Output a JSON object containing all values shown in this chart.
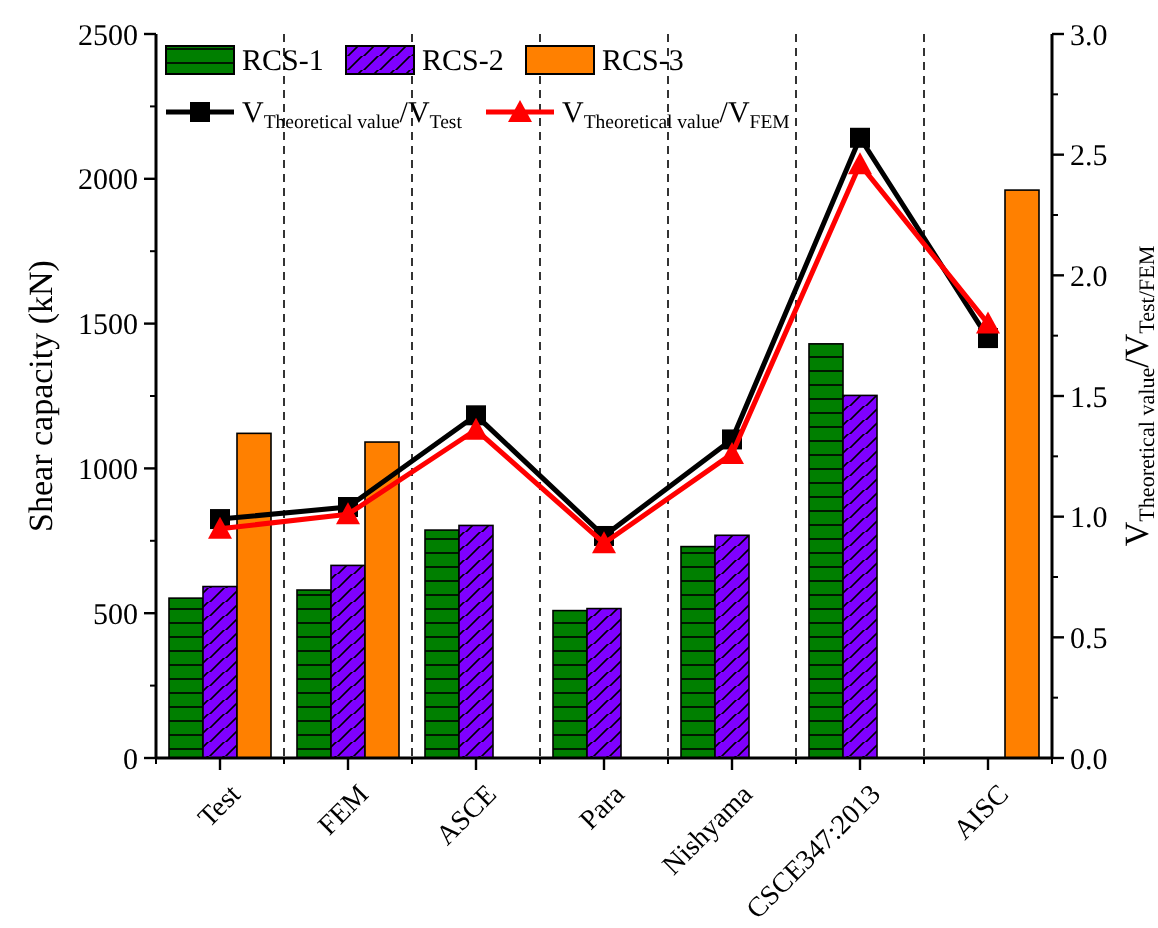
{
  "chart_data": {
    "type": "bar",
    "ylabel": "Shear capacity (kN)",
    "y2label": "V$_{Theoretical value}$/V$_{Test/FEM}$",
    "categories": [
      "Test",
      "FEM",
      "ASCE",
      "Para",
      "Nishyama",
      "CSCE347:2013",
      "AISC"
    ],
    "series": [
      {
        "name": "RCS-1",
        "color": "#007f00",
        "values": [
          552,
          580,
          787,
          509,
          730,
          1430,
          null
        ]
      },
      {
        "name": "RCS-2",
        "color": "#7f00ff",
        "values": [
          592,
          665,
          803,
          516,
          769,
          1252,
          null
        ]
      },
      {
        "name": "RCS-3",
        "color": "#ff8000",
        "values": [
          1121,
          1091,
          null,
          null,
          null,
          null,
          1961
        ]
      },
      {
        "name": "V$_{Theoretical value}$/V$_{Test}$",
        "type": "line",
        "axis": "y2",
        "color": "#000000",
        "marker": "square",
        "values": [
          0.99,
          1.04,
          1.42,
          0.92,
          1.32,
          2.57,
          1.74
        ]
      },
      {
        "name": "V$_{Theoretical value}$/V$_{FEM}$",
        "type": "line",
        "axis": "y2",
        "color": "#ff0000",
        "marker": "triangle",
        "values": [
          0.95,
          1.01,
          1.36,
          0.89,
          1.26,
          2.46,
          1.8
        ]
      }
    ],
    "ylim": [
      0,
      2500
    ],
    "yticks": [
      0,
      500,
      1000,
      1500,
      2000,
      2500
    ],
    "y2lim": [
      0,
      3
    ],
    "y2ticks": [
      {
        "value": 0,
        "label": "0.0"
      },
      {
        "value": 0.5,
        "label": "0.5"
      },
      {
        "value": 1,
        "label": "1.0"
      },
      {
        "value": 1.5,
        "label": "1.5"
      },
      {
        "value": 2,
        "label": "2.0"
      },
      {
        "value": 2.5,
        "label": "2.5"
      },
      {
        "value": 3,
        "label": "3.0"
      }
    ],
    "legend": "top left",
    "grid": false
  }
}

================================

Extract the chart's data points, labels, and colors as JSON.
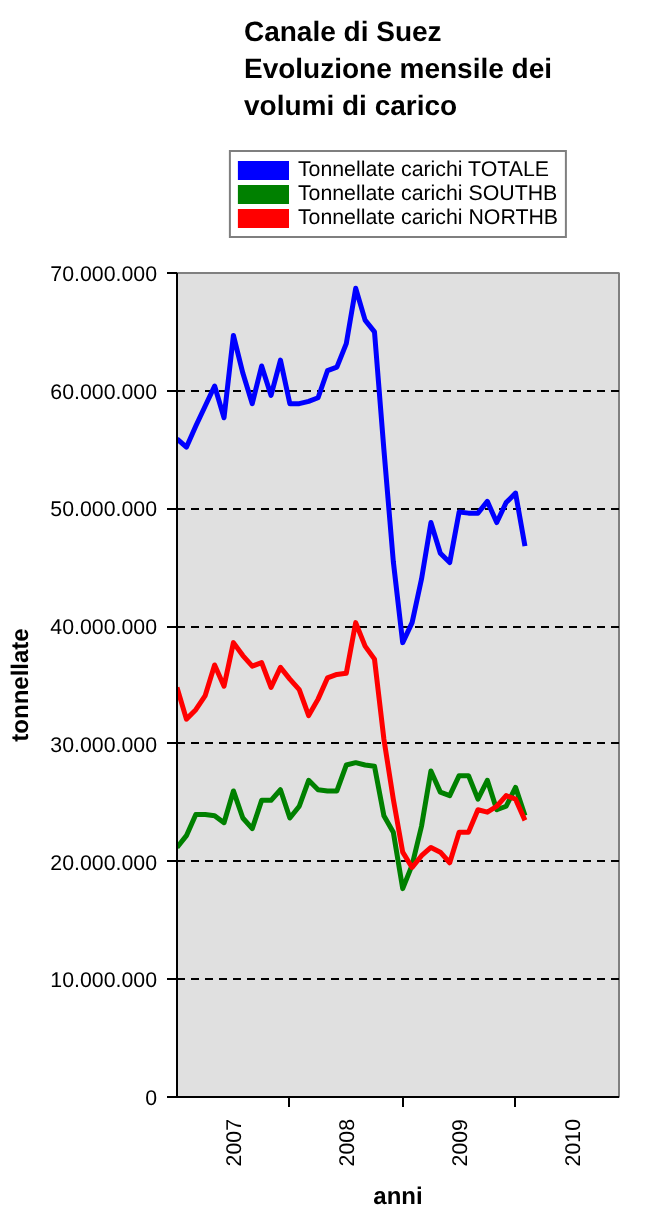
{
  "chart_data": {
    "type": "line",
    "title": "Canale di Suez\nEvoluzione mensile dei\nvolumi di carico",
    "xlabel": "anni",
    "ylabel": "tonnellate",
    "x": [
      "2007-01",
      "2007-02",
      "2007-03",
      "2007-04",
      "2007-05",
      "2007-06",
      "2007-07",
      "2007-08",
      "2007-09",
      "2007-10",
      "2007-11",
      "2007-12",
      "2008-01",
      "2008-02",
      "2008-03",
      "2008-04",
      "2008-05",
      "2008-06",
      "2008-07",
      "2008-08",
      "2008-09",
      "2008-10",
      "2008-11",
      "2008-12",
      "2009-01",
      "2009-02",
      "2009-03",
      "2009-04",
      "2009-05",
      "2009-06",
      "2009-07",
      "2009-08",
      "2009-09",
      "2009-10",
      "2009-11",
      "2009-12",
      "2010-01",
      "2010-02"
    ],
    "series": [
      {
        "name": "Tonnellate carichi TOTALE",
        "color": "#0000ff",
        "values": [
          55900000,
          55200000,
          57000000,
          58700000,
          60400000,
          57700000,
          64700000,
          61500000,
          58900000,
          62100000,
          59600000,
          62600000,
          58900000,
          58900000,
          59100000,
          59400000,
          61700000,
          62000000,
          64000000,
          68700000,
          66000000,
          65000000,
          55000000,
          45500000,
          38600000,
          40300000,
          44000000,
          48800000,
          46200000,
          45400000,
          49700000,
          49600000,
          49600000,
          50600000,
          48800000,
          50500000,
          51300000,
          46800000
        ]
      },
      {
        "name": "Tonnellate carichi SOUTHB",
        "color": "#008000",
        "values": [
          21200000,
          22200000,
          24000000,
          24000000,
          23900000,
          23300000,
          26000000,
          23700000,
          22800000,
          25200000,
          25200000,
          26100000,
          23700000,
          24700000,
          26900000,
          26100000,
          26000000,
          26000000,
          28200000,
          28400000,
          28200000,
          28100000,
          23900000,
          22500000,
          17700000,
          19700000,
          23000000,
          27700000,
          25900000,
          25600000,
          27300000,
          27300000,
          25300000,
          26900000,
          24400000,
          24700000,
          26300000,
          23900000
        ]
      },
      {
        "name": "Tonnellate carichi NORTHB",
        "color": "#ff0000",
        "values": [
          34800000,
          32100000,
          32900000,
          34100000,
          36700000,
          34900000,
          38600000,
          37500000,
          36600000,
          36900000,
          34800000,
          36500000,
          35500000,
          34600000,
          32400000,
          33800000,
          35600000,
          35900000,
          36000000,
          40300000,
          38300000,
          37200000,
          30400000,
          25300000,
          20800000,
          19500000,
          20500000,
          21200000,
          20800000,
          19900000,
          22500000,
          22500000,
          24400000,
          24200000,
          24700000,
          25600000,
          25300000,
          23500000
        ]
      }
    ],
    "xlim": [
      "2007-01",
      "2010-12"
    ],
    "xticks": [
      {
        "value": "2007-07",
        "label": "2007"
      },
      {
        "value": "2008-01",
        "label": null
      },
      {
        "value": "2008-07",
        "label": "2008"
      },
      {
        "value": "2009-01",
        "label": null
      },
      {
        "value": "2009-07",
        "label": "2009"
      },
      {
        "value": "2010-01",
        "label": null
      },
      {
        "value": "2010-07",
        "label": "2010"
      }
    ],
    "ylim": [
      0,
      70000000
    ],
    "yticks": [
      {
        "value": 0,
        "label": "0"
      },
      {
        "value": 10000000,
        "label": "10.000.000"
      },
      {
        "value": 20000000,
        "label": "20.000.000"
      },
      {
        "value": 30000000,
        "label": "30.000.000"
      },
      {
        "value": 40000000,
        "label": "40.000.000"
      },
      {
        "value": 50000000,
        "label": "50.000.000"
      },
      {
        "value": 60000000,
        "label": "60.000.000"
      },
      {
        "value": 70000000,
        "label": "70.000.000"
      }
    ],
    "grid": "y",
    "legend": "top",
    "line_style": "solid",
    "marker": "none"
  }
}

================================

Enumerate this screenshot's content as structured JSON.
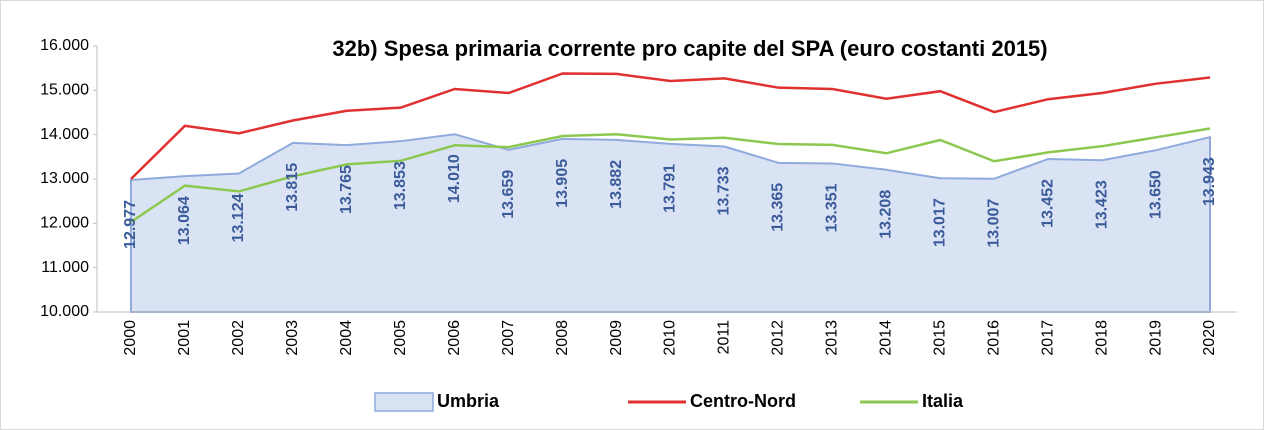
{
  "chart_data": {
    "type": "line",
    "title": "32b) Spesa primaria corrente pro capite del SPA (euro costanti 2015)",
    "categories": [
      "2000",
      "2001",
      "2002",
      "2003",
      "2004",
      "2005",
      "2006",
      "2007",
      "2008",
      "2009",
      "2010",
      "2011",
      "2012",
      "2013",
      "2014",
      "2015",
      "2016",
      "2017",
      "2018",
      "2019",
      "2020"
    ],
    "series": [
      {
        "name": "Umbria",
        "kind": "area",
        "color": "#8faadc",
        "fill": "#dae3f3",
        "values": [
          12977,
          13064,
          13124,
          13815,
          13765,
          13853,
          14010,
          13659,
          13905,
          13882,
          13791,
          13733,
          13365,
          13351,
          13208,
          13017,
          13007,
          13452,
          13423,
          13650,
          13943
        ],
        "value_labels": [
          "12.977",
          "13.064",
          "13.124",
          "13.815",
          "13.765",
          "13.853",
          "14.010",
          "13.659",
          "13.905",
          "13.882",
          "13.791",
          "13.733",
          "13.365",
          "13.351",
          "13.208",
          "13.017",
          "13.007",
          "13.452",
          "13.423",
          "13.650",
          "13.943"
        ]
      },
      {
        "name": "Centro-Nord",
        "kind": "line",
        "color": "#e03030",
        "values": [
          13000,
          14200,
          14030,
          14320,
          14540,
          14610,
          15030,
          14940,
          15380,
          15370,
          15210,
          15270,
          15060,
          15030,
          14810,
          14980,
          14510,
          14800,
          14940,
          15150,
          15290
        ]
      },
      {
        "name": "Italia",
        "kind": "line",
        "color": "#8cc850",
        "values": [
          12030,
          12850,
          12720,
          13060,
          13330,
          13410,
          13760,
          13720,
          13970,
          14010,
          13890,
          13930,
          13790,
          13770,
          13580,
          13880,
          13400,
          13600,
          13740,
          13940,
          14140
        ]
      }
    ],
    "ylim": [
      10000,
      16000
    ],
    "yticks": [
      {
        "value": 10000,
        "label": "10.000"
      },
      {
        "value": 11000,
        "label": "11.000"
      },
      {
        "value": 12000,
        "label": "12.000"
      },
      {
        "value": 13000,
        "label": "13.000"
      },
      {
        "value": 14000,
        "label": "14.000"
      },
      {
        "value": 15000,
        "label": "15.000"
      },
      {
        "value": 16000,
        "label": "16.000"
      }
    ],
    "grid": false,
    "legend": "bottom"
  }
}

================================

## PROBLEM STATEMENT
How many of the lines above hold the word "Test"? Give only that number.

## COMPLETE ANSWER
3